What to work on | Where a record holds a picture, leave the picture out; otherwise repeat every record exactly.

= = = = =

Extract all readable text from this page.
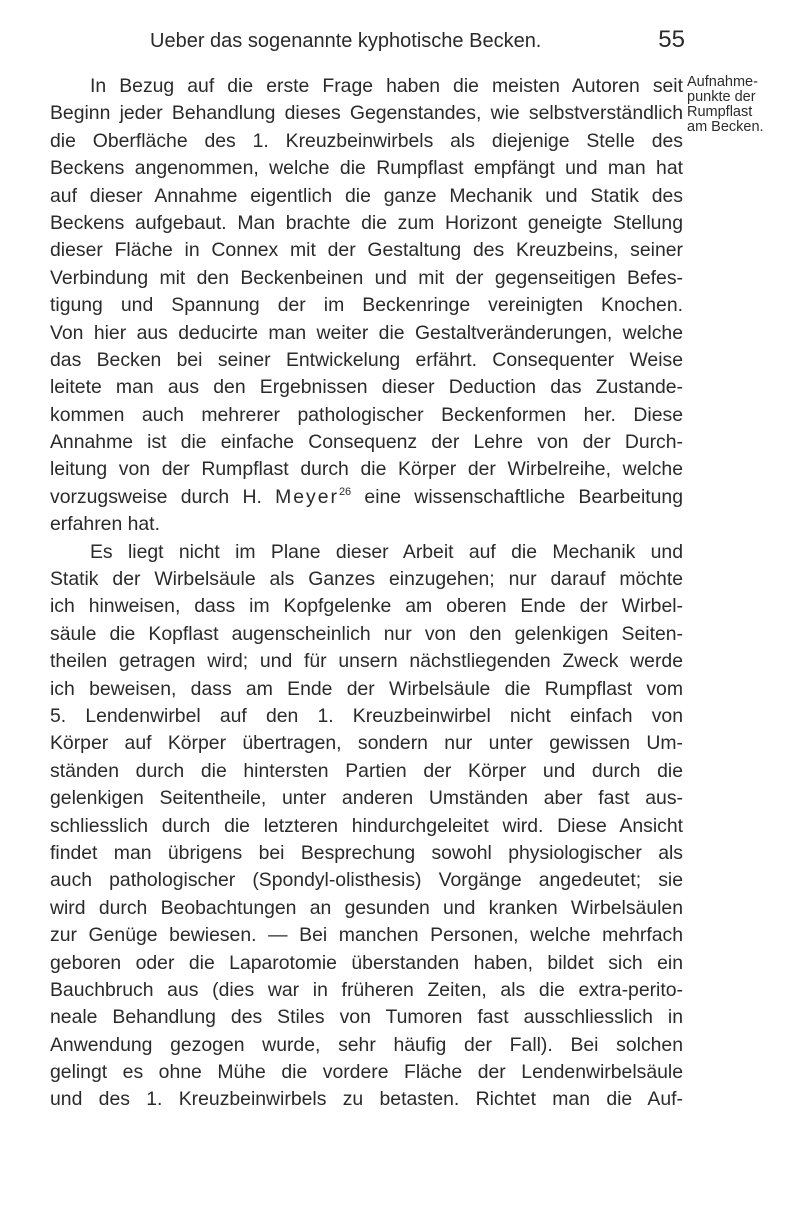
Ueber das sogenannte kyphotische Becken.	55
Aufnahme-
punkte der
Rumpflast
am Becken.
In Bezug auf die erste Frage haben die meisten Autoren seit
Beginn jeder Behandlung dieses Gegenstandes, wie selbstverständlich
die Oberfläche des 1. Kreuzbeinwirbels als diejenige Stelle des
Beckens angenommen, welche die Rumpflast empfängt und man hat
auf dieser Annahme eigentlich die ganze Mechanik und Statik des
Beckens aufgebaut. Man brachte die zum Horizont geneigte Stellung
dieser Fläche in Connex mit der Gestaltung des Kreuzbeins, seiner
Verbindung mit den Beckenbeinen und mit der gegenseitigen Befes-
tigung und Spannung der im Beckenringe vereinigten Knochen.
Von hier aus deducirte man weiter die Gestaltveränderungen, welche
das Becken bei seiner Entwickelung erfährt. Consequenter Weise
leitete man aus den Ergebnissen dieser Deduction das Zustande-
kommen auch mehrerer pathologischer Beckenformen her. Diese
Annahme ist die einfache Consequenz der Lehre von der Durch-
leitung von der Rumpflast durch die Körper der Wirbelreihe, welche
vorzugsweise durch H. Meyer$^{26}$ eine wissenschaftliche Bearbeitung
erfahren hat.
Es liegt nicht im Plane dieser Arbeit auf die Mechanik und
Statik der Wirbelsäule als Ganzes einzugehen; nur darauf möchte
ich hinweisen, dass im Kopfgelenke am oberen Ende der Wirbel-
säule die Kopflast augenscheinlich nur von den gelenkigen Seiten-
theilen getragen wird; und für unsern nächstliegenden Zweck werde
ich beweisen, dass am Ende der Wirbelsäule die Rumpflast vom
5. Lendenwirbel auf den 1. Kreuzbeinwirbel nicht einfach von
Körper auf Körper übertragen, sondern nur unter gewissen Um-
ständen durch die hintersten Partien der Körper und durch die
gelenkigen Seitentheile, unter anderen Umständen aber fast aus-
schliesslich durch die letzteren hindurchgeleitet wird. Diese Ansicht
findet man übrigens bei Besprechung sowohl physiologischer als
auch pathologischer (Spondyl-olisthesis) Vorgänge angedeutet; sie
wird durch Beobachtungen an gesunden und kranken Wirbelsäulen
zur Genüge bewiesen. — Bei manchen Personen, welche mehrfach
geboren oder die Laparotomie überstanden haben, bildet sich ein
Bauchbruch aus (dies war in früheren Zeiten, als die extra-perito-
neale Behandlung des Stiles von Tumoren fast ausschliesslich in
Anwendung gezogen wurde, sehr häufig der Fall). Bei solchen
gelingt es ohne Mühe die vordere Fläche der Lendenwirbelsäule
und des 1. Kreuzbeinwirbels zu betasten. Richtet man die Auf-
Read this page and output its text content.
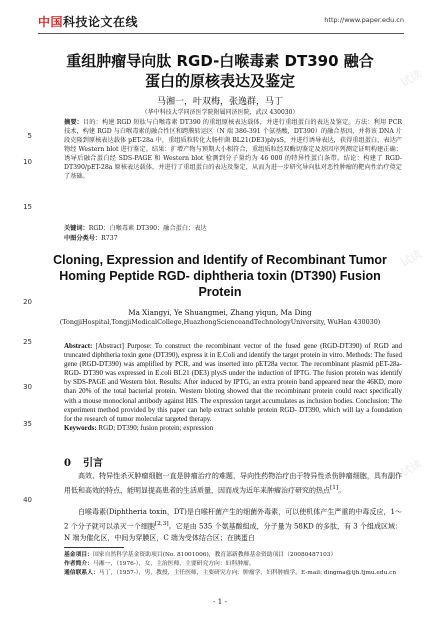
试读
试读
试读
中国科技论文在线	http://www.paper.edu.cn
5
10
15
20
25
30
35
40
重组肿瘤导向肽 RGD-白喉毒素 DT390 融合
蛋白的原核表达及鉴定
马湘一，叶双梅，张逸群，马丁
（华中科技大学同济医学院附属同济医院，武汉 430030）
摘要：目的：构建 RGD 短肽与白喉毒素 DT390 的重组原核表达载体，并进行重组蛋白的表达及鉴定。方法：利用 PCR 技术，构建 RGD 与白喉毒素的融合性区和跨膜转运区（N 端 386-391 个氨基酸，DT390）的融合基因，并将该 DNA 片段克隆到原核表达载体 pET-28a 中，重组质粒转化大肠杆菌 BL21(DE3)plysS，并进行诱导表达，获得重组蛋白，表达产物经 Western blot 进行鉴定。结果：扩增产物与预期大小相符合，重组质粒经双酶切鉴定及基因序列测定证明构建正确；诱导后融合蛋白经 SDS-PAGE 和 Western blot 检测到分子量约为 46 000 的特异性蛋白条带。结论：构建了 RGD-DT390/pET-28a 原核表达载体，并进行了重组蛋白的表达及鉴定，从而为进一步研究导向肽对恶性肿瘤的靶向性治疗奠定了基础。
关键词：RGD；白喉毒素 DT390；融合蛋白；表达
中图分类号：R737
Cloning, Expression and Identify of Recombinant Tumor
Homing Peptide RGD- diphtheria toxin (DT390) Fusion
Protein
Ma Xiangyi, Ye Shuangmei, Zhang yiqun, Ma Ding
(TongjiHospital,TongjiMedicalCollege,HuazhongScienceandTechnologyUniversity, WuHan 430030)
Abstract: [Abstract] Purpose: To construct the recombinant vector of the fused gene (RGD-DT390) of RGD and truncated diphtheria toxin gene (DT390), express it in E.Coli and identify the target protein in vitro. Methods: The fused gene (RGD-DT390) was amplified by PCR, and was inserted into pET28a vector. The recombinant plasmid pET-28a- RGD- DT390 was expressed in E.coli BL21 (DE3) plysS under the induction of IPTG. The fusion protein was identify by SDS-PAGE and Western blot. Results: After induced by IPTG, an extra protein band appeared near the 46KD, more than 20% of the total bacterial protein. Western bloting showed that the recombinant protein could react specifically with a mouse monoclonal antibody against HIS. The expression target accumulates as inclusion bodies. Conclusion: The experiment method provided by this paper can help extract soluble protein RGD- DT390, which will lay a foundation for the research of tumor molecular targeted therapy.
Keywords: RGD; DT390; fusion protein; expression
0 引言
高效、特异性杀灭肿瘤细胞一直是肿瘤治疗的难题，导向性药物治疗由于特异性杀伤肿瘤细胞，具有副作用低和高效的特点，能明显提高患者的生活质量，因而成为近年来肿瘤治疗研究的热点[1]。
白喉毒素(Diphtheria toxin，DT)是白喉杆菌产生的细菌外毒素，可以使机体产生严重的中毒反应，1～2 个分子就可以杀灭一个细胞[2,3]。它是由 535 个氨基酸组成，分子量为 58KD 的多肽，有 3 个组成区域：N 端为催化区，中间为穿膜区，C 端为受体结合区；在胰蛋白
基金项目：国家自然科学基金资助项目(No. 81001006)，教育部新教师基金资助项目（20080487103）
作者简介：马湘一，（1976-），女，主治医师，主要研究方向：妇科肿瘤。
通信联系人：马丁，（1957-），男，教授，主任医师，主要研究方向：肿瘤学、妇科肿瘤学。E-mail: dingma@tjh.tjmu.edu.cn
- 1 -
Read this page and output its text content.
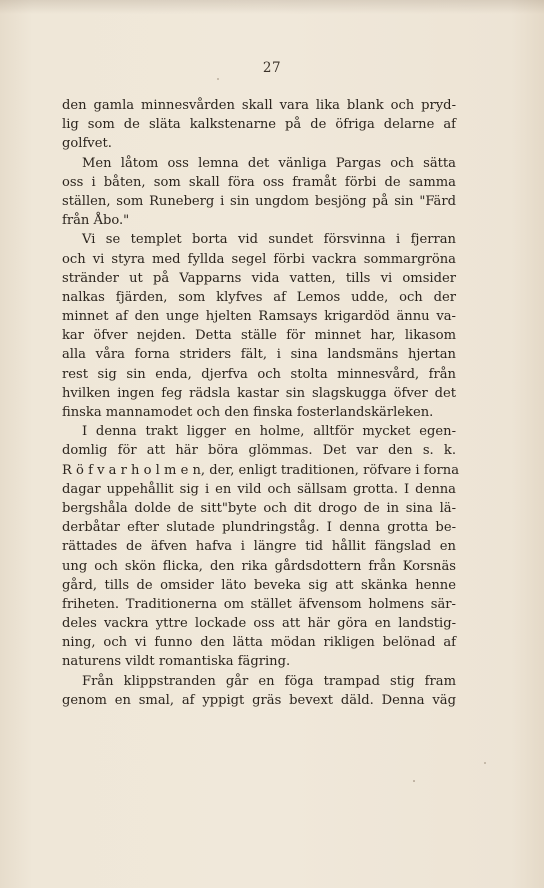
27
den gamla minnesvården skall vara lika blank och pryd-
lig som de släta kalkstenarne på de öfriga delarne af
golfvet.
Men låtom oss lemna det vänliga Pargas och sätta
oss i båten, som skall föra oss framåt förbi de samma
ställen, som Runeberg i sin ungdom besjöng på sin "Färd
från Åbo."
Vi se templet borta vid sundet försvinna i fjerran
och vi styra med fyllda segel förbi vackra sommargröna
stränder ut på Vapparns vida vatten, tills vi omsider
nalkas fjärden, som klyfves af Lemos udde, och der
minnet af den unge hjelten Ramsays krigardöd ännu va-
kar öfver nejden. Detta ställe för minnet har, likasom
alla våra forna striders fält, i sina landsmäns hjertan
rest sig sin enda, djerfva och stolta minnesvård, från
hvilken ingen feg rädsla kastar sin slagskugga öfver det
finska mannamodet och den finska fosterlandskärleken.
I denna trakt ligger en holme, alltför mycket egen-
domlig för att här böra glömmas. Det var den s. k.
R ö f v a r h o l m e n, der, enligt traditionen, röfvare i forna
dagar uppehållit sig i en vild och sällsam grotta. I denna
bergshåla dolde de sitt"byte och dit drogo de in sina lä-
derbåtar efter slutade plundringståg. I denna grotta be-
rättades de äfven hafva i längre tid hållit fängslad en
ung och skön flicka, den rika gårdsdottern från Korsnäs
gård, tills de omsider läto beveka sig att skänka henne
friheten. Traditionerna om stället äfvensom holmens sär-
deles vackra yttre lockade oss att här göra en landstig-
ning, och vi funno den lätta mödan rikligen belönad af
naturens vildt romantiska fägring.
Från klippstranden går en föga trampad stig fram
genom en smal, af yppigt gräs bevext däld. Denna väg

= = = = =

Worked solution |
Extract all readable text from this page.
Ueber das sogenannte kyphotische Becken.	55
Aufnahme-
punkte der
Rumpflast
am Becken.
In Bezug auf die erste Frage haben die meisten Autoren seit
Beginn jeder Behandlung dieses Gegenstandes, wie selbstverständlich
die Oberfläche des 1. Kreuzbeinwirbels als diejenige Stelle des
Beckens angenommen, welche die Rumpflast empfängt und man hat
auf dieser Annahme eigentlich die ganze Mechanik und Statik des
Beckens aufgebaut. Man brachte die zum Horizont geneigte Stellung
dieser Fläche in Connex mit der Gestaltung des Kreuzbeins, seiner
Verbindung mit den Beckenbeinen und mit der gegenseitigen Befes-
tigung und Spannung der im Beckenringe vereinigten Knochen.
Von hier aus deducirte man weiter die Gestaltveränderungen, welche
das Becken bei seiner Entwickelung erfährt. Consequenter Weise
leitete man aus den Ergebnissen dieser Deduction das Zustande-
kommen auch mehrerer pathologischer Beckenformen her. Diese
Annahme ist die einfache Consequenz der Lehre von der Durch-
leitung von der Rumpflast durch die Körper der Wirbelreihe, welche
vorzugsweise durch H. Meyer$^{26}$ eine wissenschaftliche Bearbeitung
erfahren hat.
Es liegt nicht im Plane dieser Arbeit auf die Mechanik und
Statik der Wirbelsäule als Ganzes einzugehen; nur darauf möchte
ich hinweisen, dass im Kopfgelenke am oberen Ende der Wirbel-
säule die Kopflast augenscheinlich nur von den gelenkigen Seiten-
theilen getragen wird; und für unsern nächstliegenden Zweck werde
ich beweisen, dass am Ende der Wirbelsäule die Rumpflast vom
5. Lendenwirbel auf den 1. Kreuzbeinwirbel nicht einfach von
Körper auf Körper übertragen, sondern nur unter gewissen Um-
ständen durch die hintersten Partien der Körper und durch die
gelenkigen Seitentheile, unter anderen Umständen aber fast aus-
schliesslich durch die letzteren hindurchgeleitet wird. Diese Ansicht
findet man übrigens bei Besprechung sowohl physiologischer als
auch pathologischer (Spondyl-olisthesis) Vorgänge angedeutet; sie
wird durch Beobachtungen an gesunden und kranken Wirbelsäulen
zur Genüge bewiesen. — Bei manchen Personen, welche mehrfach
geboren oder die Laparotomie überstanden haben, bildet sich ein
Bauchbruch aus (dies war in früheren Zeiten, als die extra-perito-
neale Behandlung des Stiles von Tumoren fast ausschliesslich in
Anwendung gezogen wurde, sehr häufig der Fall). Bei solchen
gelingt es ohne Mühe die vordere Fläche der Lendenwirbelsäule
und des 1. Kreuzbeinwirbels zu betasten. Richtet man die Auf-
Read this page and output its text content.
试读
试读
试读
中国科技论文在线	http://www.paper.edu.cn
5
10
15
20
25
30
35
40
重组肿瘤导向肽 RGD-白喉毒素 DT390 融合
蛋白的原核表达及鉴定
马湘一，叶双梅，张逸群，马丁
（华中科技大学同济医学院附属同济医院，武汉 430030）
摘要：目的：构建 RGD 短肽与白喉毒素 DT390 的重组原核表达载体，并进行重组蛋白的表达及鉴定。方法：利用 PCR 技术，构建 RGD 与白喉毒素的融合性区和跨膜转运区（N 端 386-391 个氨基酸，DT390）的融合基因，并将该 DNA 片段克隆到原核表达载体 pET-28a 中，重组质粒转化大肠杆菌 BL21(DE3)plysS，并进行诱导表达，获得重组蛋白，表达产物经 Western blot 进行鉴定。结果：扩增产物与预期大小相符合，重组质粒经双酶切鉴定及基因序列测定证明构建正确；诱导后融合蛋白经 SDS-PAGE 和 Western blot 检测到分子量约为 46 000 的特异性蛋白条带。结论：构建了 RGD-DT390/pET-28a 原核表达载体，并进行了重组蛋白的表达及鉴定，从而为进一步研究导向肽对恶性肿瘤的靶向性治疗奠定了基础。
关键词：RGD；白喉毒素 DT390；融合蛋白；表达
中图分类号：R737
Cloning, Expression and Identify of Recombinant Tumor
Homing Peptide RGD- diphtheria toxin (DT390) Fusion
Protein
Ma Xiangyi, Ye Shuangmei, Zhang yiqun, Ma Ding
(TongjiHospital,TongjiMedicalCollege,HuazhongScienceandTechnologyUniversity, WuHan 430030)
Abstract: [Abstract] Purpose: To construct the recombinant vector of the fused gene (RGD-DT390) of RGD and truncated diphtheria toxin gene (DT390), express it in E.Coli and identify the target protein in vitro. Methods: The fused gene (RGD-DT390) was amplified by PCR, and was inserted into pET28a vector. The recombinant plasmid pET-28a- RGD- DT390 was expressed in E.coli BL21 (DE3) plysS under the induction of IPTG. The fusion protein was identify by SDS-PAGE and Western blot. Results: After induced by IPTG, an extra protein band appeared near the 46KD, more than 20% of the total bacterial protein. Western bloting showed that the recombinant protein could react specifically with a mouse monoclonal antibody against HIS. The expression target accumulates as inclusion bodies. Conclusion: The experiment method provided by this paper can help extract soluble protein RGD- DT390, which will lay a foundation for the research of tumor molecular targeted therapy.
Keywords: RGD; DT390; fusion protein; expression
0 引言
高效、特异性杀灭肿瘤细胞一直是肿瘤治疗的难题，导向性药物治疗由于特异性杀伤肿瘤细胞，具有副作用低和高效的特点，能明显提高患者的生活质量，因而成为近年来肿瘤治疗研究的热点[1]。
白喉毒素(Diphtheria toxin，DT)是白喉杆菌产生的细菌外毒素，可以使机体产生严重的中毒反应，1～2 个分子就可以杀灭一个细胞[2,3]。它是由 535 个氨基酸组成，分子量为 58KD 的多肽，有 3 个组成区域：N 端为催化区，中间为穿膜区，C 端为受体结合区；在胰蛋白
基金项目：国家自然科学基金资助项目(No. 81001006)，教育部新教师基金资助项目（20080487103）
作者简介：马湘一，（1976-），女，主治医师，主要研究方向：妇科肿瘤。
通信联系人：马丁，（1957-），男，教授，主任医师，主要研究方向：肿瘤学、妇科肿瘤学。E-mail: dingma@tjh.tjmu.edu.cn
- 1 -
Read this page and output its text content.
27
den gamla minnesvården skall vara lika blank och pryd-
lig som de släta kalkstenarne på de öfriga delarne af
golfvet.
Men låtom oss lemna det vänliga Pargas och sätta
oss i båten, som skall föra oss framåt förbi de samma
ställen, som Runeberg i sin ungdom besjöng på sin "Färd
från Åbo."
Vi se templet borta vid sundet försvinna i fjerran
och vi styra med fyllda segel förbi vackra sommargröna
stränder ut på Vapparns vida vatten, tills vi omsider
nalkas fjärden, som klyfves af Lemos udde, och der
minnet af den unge hjelten Ramsays krigardöd ännu va-
kar öfver nejden. Detta ställe för minnet har, likasom
alla våra forna striders fält, i sina landsmäns hjertan
rest sig sin enda, djerfva och stolta minnesvård, från
hvilken ingen feg rädsla kastar sin slagskugga öfver det
finska mannamodet och den finska fosterlandskärleken.
I denna trakt ligger en holme, alltför mycket egen-
domlig för att här böra glömmas. Det var den s. k.
R ö f v a r h o l m e n, der, enligt traditionen, röfvare i forna
dagar uppehållit sig i en vild och sällsam grotta. I denna
bergshåla dolde de sitt"byte och dit drogo de in sina lä-
derbåtar efter slutade plundringståg. I denna grotta be-
rättades de äfven hafva i längre tid hållit fängslad en
ung och skön flicka, den rika gårdsdottern från Korsnäs
gård, tills de omsider läto beveka sig att skänka henne
friheten. Traditionerna om stället äfvensom holmens sär-
deles vackra yttre lockade oss att här göra en landstig-
ning, och vi funno den lätta mödan rikligen belönad af
naturens vildt romantiska fägring.
Från klippstranden går en föga trampad stig fram
genom en smal, af yppigt gräs bevext däld. Denna väg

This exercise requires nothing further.